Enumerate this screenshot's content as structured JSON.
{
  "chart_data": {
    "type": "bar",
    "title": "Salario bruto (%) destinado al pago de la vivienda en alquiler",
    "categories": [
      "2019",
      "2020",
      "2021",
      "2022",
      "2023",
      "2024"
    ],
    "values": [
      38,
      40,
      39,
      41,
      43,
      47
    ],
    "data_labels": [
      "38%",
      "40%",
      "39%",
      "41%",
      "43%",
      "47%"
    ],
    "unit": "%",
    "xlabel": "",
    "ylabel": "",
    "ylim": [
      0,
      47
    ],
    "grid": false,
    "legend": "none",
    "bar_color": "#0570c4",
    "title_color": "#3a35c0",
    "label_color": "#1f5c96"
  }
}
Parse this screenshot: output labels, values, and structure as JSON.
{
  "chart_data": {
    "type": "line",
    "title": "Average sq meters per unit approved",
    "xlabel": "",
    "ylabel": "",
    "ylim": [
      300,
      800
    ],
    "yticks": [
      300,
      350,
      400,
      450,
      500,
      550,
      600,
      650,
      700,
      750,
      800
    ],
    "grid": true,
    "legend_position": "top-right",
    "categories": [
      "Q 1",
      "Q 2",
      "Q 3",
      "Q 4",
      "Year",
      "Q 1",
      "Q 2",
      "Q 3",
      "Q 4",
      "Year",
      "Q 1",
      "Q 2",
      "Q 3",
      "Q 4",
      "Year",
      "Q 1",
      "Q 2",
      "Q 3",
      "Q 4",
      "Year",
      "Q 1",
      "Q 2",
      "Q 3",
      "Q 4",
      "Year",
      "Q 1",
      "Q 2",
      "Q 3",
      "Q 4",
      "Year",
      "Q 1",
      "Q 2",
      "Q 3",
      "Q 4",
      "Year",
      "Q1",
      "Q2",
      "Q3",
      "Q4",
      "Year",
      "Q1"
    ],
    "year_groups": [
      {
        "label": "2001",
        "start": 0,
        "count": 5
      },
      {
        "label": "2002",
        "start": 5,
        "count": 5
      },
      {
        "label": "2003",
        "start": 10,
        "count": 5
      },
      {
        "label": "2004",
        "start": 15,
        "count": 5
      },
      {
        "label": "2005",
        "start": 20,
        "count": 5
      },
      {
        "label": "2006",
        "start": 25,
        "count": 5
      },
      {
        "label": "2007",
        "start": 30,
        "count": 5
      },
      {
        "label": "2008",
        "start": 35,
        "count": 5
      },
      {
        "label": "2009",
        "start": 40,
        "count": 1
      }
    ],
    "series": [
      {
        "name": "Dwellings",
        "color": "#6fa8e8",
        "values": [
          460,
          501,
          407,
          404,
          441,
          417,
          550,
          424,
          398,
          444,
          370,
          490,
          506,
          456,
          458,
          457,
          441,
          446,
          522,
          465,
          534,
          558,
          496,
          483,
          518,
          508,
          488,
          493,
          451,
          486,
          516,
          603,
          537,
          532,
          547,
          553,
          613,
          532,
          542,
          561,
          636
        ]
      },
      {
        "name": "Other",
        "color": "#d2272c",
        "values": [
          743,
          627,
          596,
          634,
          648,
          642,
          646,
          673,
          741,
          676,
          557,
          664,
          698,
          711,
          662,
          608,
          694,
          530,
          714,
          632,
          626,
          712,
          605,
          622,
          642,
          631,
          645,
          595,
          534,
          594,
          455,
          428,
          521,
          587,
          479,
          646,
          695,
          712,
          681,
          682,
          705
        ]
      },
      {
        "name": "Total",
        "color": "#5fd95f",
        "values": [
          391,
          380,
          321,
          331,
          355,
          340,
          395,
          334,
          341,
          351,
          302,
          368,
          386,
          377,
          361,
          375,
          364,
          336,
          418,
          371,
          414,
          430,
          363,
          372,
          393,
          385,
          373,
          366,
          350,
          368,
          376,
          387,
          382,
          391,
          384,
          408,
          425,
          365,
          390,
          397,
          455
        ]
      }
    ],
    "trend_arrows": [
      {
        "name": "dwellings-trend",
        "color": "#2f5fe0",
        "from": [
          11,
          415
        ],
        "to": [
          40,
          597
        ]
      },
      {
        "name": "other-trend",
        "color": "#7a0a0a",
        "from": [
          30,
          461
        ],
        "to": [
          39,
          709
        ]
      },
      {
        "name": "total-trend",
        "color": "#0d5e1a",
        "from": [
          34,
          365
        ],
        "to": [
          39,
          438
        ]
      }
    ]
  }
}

***

> AIM OF THE EXERCISE
Quote the entire listing above exactly.

> CORRECT RESULT
Enumerate this screenshot's content as structured JSON.
{
  "chart_data": {
    "type": "bar",
    "title": "Salario bruto (%) destinado al pago de la vivienda en alquiler",
    "categories": [
      "2019",
      "2020",
      "2021",
      "2022",
      "2023",
      "2024"
    ],
    "values": [
      38,
      40,
      39,
      41,
      43,
      47
    ],
    "data_labels": [
      "38%",
      "40%",
      "39%",
      "41%",
      "43%",
      "47%"
    ],
    "unit": "%",
    "xlabel": "",
    "ylabel": "",
    "ylim": [
      0,
      47
    ],
    "grid": false,
    "legend": "none",
    "bar_color": "#0570c4",
    "title_color": "#3a35c0",
    "label_color": "#1f5c96"
  }
}
Parse this screenshot: output labels, values, and structure as JSON.
{
  "chart_data": {
    "type": "line",
    "title": "Average sq meters per unit approved",
    "xlabel": "",
    "ylabel": "",
    "ylim": [
      300,
      800
    ],
    "yticks": [
      300,
      350,
      400,
      450,
      500,
      550,
      600,
      650,
      700,
      750,
      800
    ],
    "grid": true,
    "legend_position": "top-right",
    "categories": [
      "Q 1",
      "Q 2",
      "Q 3",
      "Q 4",
      "Year",
      "Q 1",
      "Q 2",
      "Q 3",
      "Q 4",
      "Year",
      "Q 1",
      "Q 2",
      "Q 3",
      "Q 4",
      "Year",
      "Q 1",
      "Q 2",
      "Q 3",
      "Q 4",
      "Year",
      "Q 1",
      "Q 2",
      "Q 3",
      "Q 4",
      "Year",
      "Q 1",
      "Q 2",
      "Q 3",
      "Q 4",
      "Year",
      "Q 1",
      "Q 2",
      "Q 3",
      "Q 4",
      "Year",
      "Q1",
      "Q2",
      "Q3",
      "Q4",
      "Year",
      "Q1"
    ],
    "year_groups": [
      {
        "label": "2001",
        "start": 0,
        "count": 5
      },
      {
        "label": "2002",
        "start": 5,
        "count": 5
      },
      {
        "label": "2003",
        "start": 10,
        "count": 5
      },
      {
        "label": "2004",
        "start": 15,
        "count": 5
      },
      {
        "label": "2005",
        "start": 20,
        "count": 5
      },
      {
        "label": "2006",
        "start": 25,
        "count": 5
      },
      {
        "label": "2007",
        "start": 30,
        "count": 5
      },
      {
        "label": "2008",
        "start": 35,
        "count": 5
      },
      {
        "label": "2009",
        "start": 40,
        "count": 1
      }
    ],
    "series": [
      {
        "name": "Dwellings",
        "color": "#6fa8e8",
        "values": [
          460,
          501,
          407,
          404,
          441,
          417,
          550,
          424,
          398,
          444,
          370,
          490,
          506,
          456,
          458,
          457,
          441,
          446,
          522,
          465,
          534,
          558,
          496,
          483,
          518,
          508,
          488,
          493,
          451,
          486,
          516,
          603,
          537,
          532,
          547,
          553,
          613,
          532,
          542,
          561,
          636
        ]
      },
      {
        "name": "Other",
        "color": "#d2272c",
        "values": [
          743,
          627,
          596,
          634,
          648,
          642,
          646,
          673,
          741,
          676,
          557,
          664,
          698,
          711,
          662,
          608,
          694,
          530,
          714,
          632,
          626,
          712,
          605,
          622,
          642,
          631,
          645,
          595,
          534,
          594,
          455,
          428,
          521,
          587,
          479,
          646,
          695,
          712,
          681,
          682,
          705
        ]
      },
      {
        "name": "Total",
        "color": "#5fd95f",
        "values": [
          391,
          380,
          321,
          331,
          355,
          340,
          395,
          334,
          341,
          351,
          302,
          368,
          386,
          377,
          361,
          375,
          364,
          336,
          418,
          371,
          414,
          430,
          363,
          372,
          393,
          385,
          373,
          366,
          350,
          368,
          376,
          387,
          382,
          391,
          384,
          408,
          425,
          365,
          390,
          397,
          455
        ]
      }
    ],
    "trend_arrows": [
      {
        "name": "dwellings-trend",
        "color": "#2f5fe0",
        "from": [
          11,
          415
        ],
        "to": [
          40,
          597
        ]
      },
      {
        "name": "other-trend",
        "color": "#7a0a0a",
        "from": [
          30,
          461
        ],
        "to": [
          39,
          709
        ]
      },
      {
        "name": "total-trend",
        "color": "#0d5e1a",
        "from": [
          34,
          365
        ],
        "to": [
          39,
          438
        ]
      }
    ]
  }
}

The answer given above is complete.